▶ _Material for the task_
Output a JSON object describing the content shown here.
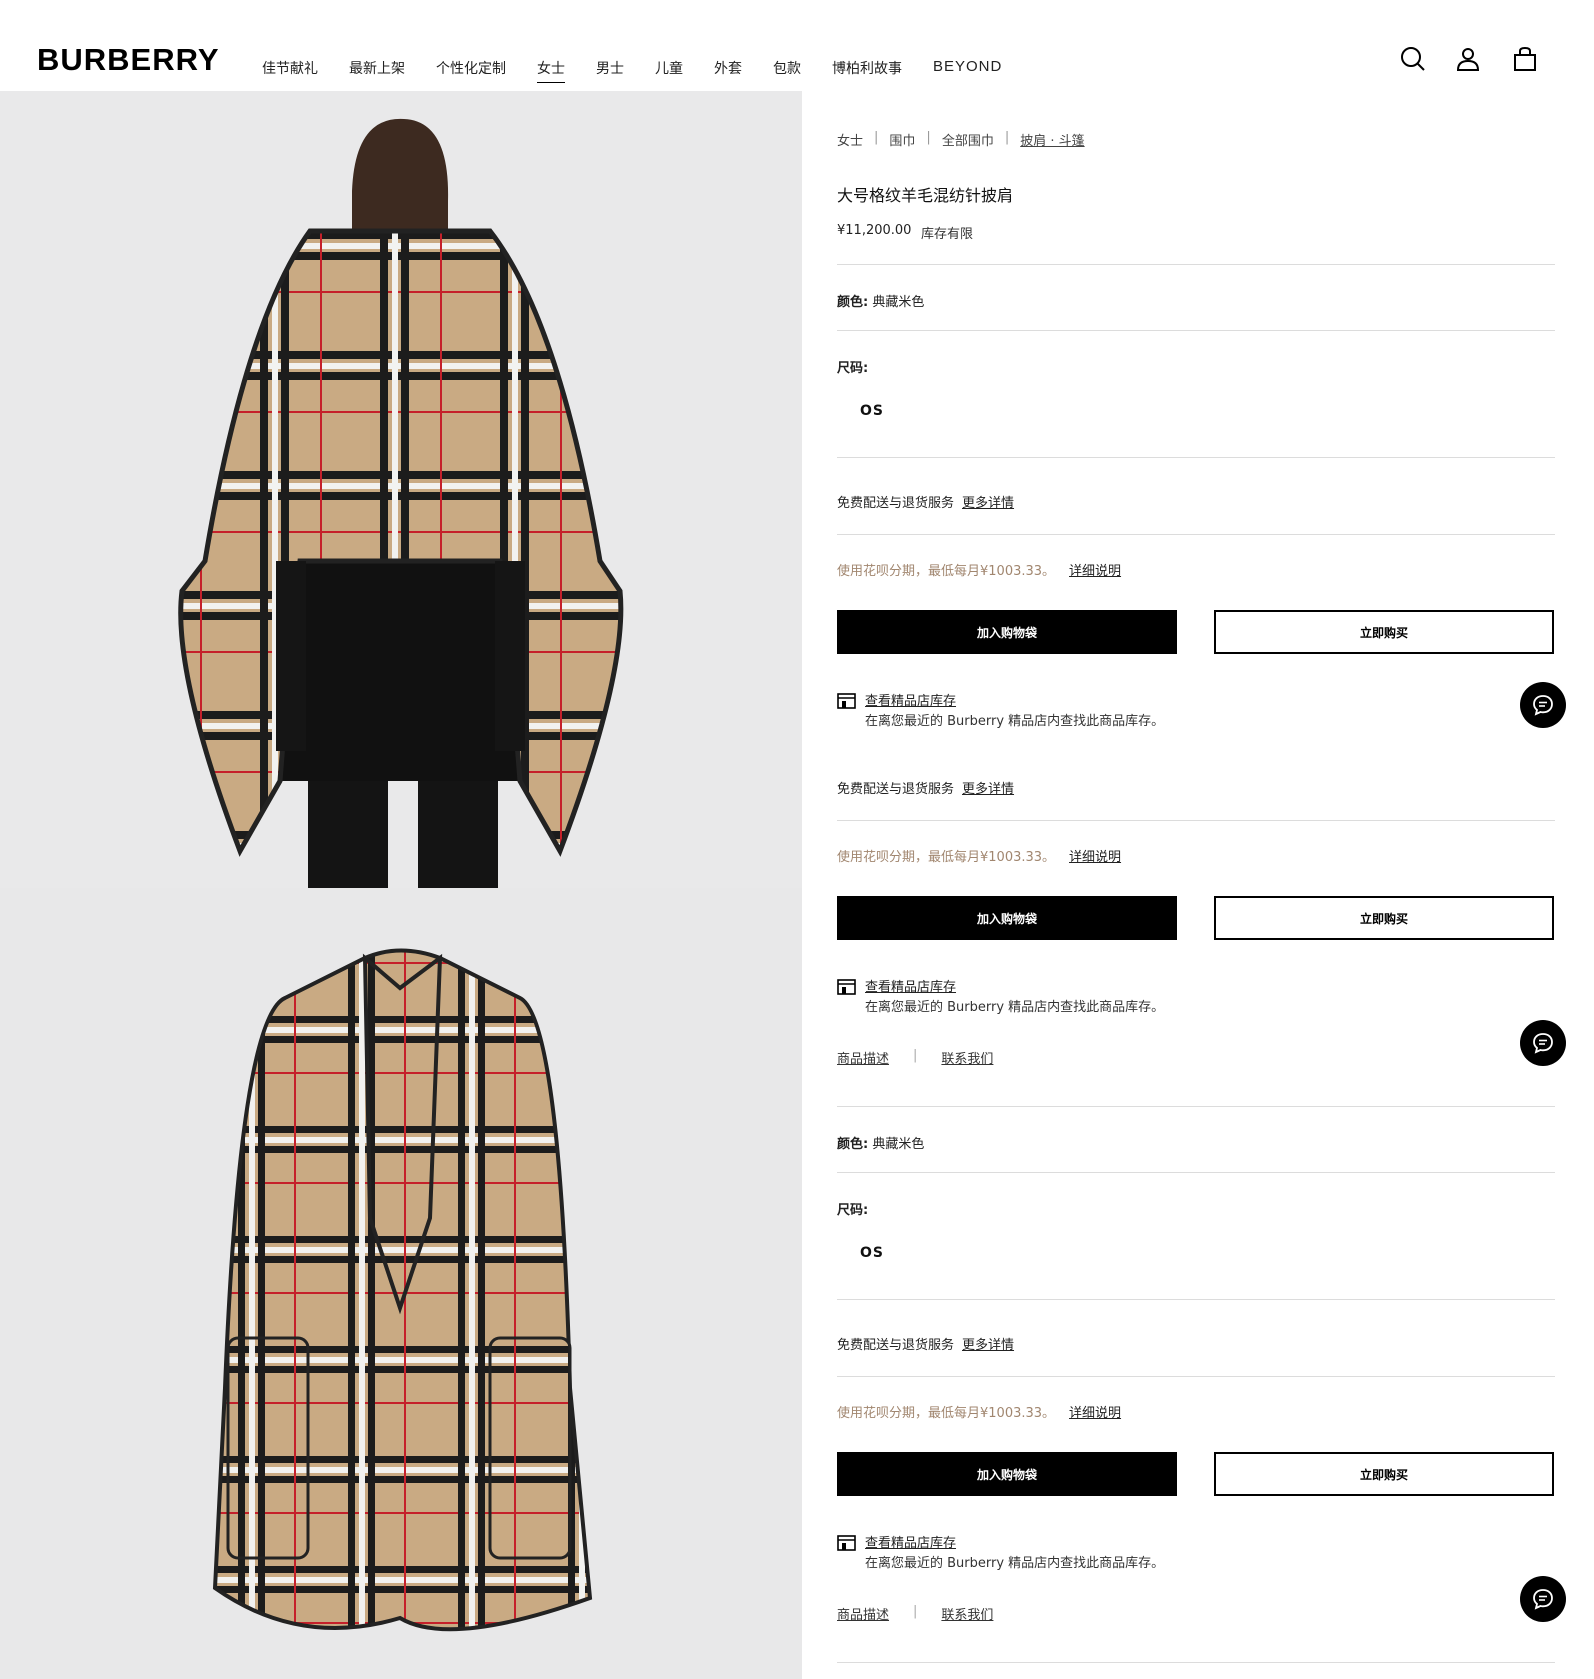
{
  "header": {
    "logo": "BURBERRY",
    "nav": [
      "佳节献礼",
      "最新上架",
      "个性化定制",
      "女士",
      "男士",
      "儿童",
      "外套",
      "包款",
      "博柏利故事",
      "BEYOND"
    ],
    "active_nav": "女士",
    "icons": [
      "search-icon",
      "account-icon",
      "bag-icon"
    ]
  },
  "breadcrumb": [
    "女士",
    "围巾",
    "全部围巾",
    "披肩 · 斗篷"
  ],
  "product": {
    "title": "大号格纹羊毛混纺针披肩",
    "price": "¥11,200.00",
    "stock": "库存有限"
  },
  "color": {
    "label": "颜色:",
    "value": "典藏米色"
  },
  "size": {
    "label": "尺码:",
    "value": "OS"
  },
  "shipping": {
    "text": "免费配送与退货服务",
    "link": "更多详情"
  },
  "installment": {
    "text": "使用花呗分期，最低每月¥1003.33。",
    "link": "详细说明"
  },
  "buttons": {
    "add_to_bag": "加入购物袋",
    "buy_now": "立即购买"
  },
  "store": {
    "title": "查看精品店库存",
    "desc": "在离您最近的 Burberry 精品店内查找此商品库存。"
  },
  "footer_links": {
    "description": "商品描述",
    "contact": "联系我们"
  },
  "colors": {
    "installment": "#a1866f",
    "black": "#000000",
    "camel": "#c9aa83"
  }
}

▶ _Problem_
Without the pictures, return the entries exactly as they appear.

▶ _Response to the exercise_
Output a JSON object describing the content shown here.
{
  "header": {
    "logo": "BURBERRY",
    "nav": [
      "佳节献礼",
      "最新上架",
      "个性化定制",
      "女士",
      "男士",
      "儿童",
      "外套",
      "包款",
      "博柏利故事",
      "BEYOND"
    ],
    "active_nav": "女士",
    "icons": [
      "search-icon",
      "account-icon",
      "bag-icon"
    ]
  },
  "breadcrumb": [
    "女士",
    "围巾",
    "全部围巾",
    "披肩 · 斗篷"
  ],
  "product": {
    "title": "大号格纹羊毛混纺针披肩",
    "price": "¥11,200.00",
    "stock": "库存有限"
  },
  "color": {
    "label": "颜色:",
    "value": "典藏米色"
  },
  "size": {
    "label": "尺码:",
    "value": "OS"
  },
  "shipping": {
    "text": "免费配送与退货服务",
    "link": "更多详情"
  },
  "installment": {
    "text": "使用花呗分期，最低每月¥1003.33。",
    "link": "详细说明"
  },
  "buttons": {
    "add_to_bag": "加入购物袋",
    "buy_now": "立即购买"
  },
  "store": {
    "title": "查看精品店库存",
    "desc": "在离您最近的 Burberry 精品店内查找此商品库存。"
  },
  "footer_links": {
    "description": "商品描述",
    "contact": "联系我们"
  },
  "colors": {
    "installment": "#a1866f",
    "black": "#000000",
    "camel": "#c9aa83"
  }
}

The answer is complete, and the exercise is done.